- _WHAT THE EXERCISE ASKS_
Copy the records below exactly as they are written.

- _SUPPLIED RECORDS_
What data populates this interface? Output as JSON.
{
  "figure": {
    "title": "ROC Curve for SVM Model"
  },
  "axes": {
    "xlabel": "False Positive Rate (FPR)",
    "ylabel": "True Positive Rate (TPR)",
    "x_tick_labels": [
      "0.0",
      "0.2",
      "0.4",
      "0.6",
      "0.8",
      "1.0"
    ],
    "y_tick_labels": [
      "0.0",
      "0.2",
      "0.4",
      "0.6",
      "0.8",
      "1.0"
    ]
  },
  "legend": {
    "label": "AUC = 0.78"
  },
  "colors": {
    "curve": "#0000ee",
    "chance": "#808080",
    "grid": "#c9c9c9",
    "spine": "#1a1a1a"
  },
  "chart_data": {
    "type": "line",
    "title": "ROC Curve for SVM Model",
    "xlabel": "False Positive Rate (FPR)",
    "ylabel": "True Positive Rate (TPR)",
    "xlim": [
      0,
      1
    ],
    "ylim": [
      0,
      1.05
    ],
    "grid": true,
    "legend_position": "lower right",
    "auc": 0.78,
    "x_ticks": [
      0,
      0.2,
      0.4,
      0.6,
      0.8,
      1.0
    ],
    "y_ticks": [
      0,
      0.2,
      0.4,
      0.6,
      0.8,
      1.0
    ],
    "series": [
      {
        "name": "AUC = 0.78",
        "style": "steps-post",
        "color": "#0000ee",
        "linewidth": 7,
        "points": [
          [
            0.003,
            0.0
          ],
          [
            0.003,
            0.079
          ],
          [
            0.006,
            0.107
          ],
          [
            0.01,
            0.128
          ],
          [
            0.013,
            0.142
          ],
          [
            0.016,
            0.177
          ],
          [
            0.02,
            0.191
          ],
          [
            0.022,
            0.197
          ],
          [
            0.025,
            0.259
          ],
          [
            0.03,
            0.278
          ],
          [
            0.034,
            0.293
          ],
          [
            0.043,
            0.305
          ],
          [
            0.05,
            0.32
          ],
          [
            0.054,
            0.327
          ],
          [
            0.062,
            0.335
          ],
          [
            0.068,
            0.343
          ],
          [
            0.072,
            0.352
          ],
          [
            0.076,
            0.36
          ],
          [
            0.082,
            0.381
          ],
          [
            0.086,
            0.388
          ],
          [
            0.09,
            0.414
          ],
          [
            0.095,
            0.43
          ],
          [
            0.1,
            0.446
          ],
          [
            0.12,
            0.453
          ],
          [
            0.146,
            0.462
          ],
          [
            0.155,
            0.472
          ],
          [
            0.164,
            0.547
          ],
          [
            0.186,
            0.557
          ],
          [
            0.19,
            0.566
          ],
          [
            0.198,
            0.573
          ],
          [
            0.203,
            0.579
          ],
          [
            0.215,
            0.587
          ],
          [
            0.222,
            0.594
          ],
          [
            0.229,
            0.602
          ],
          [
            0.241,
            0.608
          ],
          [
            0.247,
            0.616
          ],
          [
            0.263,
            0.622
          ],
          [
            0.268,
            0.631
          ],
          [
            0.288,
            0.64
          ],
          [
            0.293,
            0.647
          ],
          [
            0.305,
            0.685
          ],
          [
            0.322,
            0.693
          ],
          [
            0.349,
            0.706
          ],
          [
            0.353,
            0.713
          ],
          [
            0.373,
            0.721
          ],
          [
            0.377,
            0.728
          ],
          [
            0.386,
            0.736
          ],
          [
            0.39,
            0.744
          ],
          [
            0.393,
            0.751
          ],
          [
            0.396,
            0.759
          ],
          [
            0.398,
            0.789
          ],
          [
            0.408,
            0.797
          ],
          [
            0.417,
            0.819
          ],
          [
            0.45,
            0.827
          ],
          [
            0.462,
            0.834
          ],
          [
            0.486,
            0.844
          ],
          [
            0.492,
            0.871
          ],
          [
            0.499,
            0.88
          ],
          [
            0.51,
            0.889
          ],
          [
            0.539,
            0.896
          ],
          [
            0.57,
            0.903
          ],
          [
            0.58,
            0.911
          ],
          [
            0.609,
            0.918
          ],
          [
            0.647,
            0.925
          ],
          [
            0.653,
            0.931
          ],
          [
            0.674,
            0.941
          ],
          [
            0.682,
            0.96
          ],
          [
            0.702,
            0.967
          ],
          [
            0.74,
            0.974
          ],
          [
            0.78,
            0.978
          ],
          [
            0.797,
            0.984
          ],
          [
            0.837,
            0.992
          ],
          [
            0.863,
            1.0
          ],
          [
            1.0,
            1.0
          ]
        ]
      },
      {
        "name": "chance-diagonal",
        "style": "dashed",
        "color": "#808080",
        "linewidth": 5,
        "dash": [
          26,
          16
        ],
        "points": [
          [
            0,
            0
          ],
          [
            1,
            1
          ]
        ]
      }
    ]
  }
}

- _ANSWER TO THIS EXERCISE_
What data populates this interface? Output as JSON.
{
  "figure": {
    "title": "ROC Curve for SVM Model"
  },
  "axes": {
    "xlabel": "False Positive Rate (FPR)",
    "ylabel": "True Positive Rate (TPR)",
    "x_tick_labels": [
      "0.0",
      "0.2",
      "0.4",
      "0.6",
      "0.8",
      "1.0"
    ],
    "y_tick_labels": [
      "0.0",
      "0.2",
      "0.4",
      "0.6",
      "0.8",
      "1.0"
    ]
  },
  "legend": {
    "label": "AUC = 0.78"
  },
  "colors": {
    "curve": "#0000ee",
    "chance": "#808080",
    "grid": "#c9c9c9",
    "spine": "#1a1a1a"
  },
  "chart_data": {
    "type": "line",
    "title": "ROC Curve for SVM Model",
    "xlabel": "False Positive Rate (FPR)",
    "ylabel": "True Positive Rate (TPR)",
    "xlim": [
      0,
      1
    ],
    "ylim": [
      0,
      1.05
    ],
    "grid": true,
    "legend_position": "lower right",
    "auc": 0.78,
    "x_ticks": [
      0,
      0.2,
      0.4,
      0.6,
      0.8,
      1.0
    ],
    "y_ticks": [
      0,
      0.2,
      0.4,
      0.6,
      0.8,
      1.0
    ],
    "series": [
      {
        "name": "AUC = 0.78",
        "style": "steps-post",
        "color": "#0000ee",
        "linewidth": 7,
        "points": [
          [
            0.003,
            0.0
          ],
          [
            0.003,
            0.079
          ],
          [
            0.006,
            0.107
          ],
          [
            0.01,
            0.128
          ],
          [
            0.013,
            0.142
          ],
          [
            0.016,
            0.177
          ],
          [
            0.02,
            0.191
          ],
          [
            0.022,
            0.197
          ],
          [
            0.025,
            0.259
          ],
          [
            0.03,
            0.278
          ],
          [
            0.034,
            0.293
          ],
          [
            0.043,
            0.305
          ],
          [
            0.05,
            0.32
          ],
          [
            0.054,
            0.327
          ],
          [
            0.062,
            0.335
          ],
          [
            0.068,
            0.343
          ],
          [
            0.072,
            0.352
          ],
          [
            0.076,
            0.36
          ],
          [
            0.082,
            0.381
          ],
          [
            0.086,
            0.388
          ],
          [
            0.09,
            0.414
          ],
          [
            0.095,
            0.43
          ],
          [
            0.1,
            0.446
          ],
          [
            0.12,
            0.453
          ],
          [
            0.146,
            0.462
          ],
          [
            0.155,
            0.472
          ],
          [
            0.164,
            0.547
          ],
          [
            0.186,
            0.557
          ],
          [
            0.19,
            0.566
          ],
          [
            0.198,
            0.573
          ],
          [
            0.203,
            0.579
          ],
          [
            0.215,
            0.587
          ],
          [
            0.222,
            0.594
          ],
          [
            0.229,
            0.602
          ],
          [
            0.241,
            0.608
          ],
          [
            0.247,
            0.616
          ],
          [
            0.263,
            0.622
          ],
          [
            0.268,
            0.631
          ],
          [
            0.288,
            0.64
          ],
          [
            0.293,
            0.647
          ],
          [
            0.305,
            0.685
          ],
          [
            0.322,
            0.693
          ],
          [
            0.349,
            0.706
          ],
          [
            0.353,
            0.713
          ],
          [
            0.373,
            0.721
          ],
          [
            0.377,
            0.728
          ],
          [
            0.386,
            0.736
          ],
          [
            0.39,
            0.744
          ],
          [
            0.393,
            0.751
          ],
          [
            0.396,
            0.759
          ],
          [
            0.398,
            0.789
          ],
          [
            0.408,
            0.797
          ],
          [
            0.417,
            0.819
          ],
          [
            0.45,
            0.827
          ],
          [
            0.462,
            0.834
          ],
          [
            0.486,
            0.844
          ],
          [
            0.492,
            0.871
          ],
          [
            0.499,
            0.88
          ],
          [
            0.51,
            0.889
          ],
          [
            0.539,
            0.896
          ],
          [
            0.57,
            0.903
          ],
          [
            0.58,
            0.911
          ],
          [
            0.609,
            0.918
          ],
          [
            0.647,
            0.925
          ],
          [
            0.653,
            0.931
          ],
          [
            0.674,
            0.941
          ],
          [
            0.682,
            0.96
          ],
          [
            0.702,
            0.967
          ],
          [
            0.74,
            0.974
          ],
          [
            0.78,
            0.978
          ],
          [
            0.797,
            0.984
          ],
          [
            0.837,
            0.992
          ],
          [
            0.863,
            1.0
          ],
          [
            1.0,
            1.0
          ]
        ]
      },
      {
        "name": "chance-diagonal",
        "style": "dashed",
        "color": "#808080",
        "linewidth": 5,
        "dash": [
          26,
          16
        ],
        "points": [
          [
            0,
            0
          ],
          [
            1,
            1
          ]
        ]
      }
    ]
  }
}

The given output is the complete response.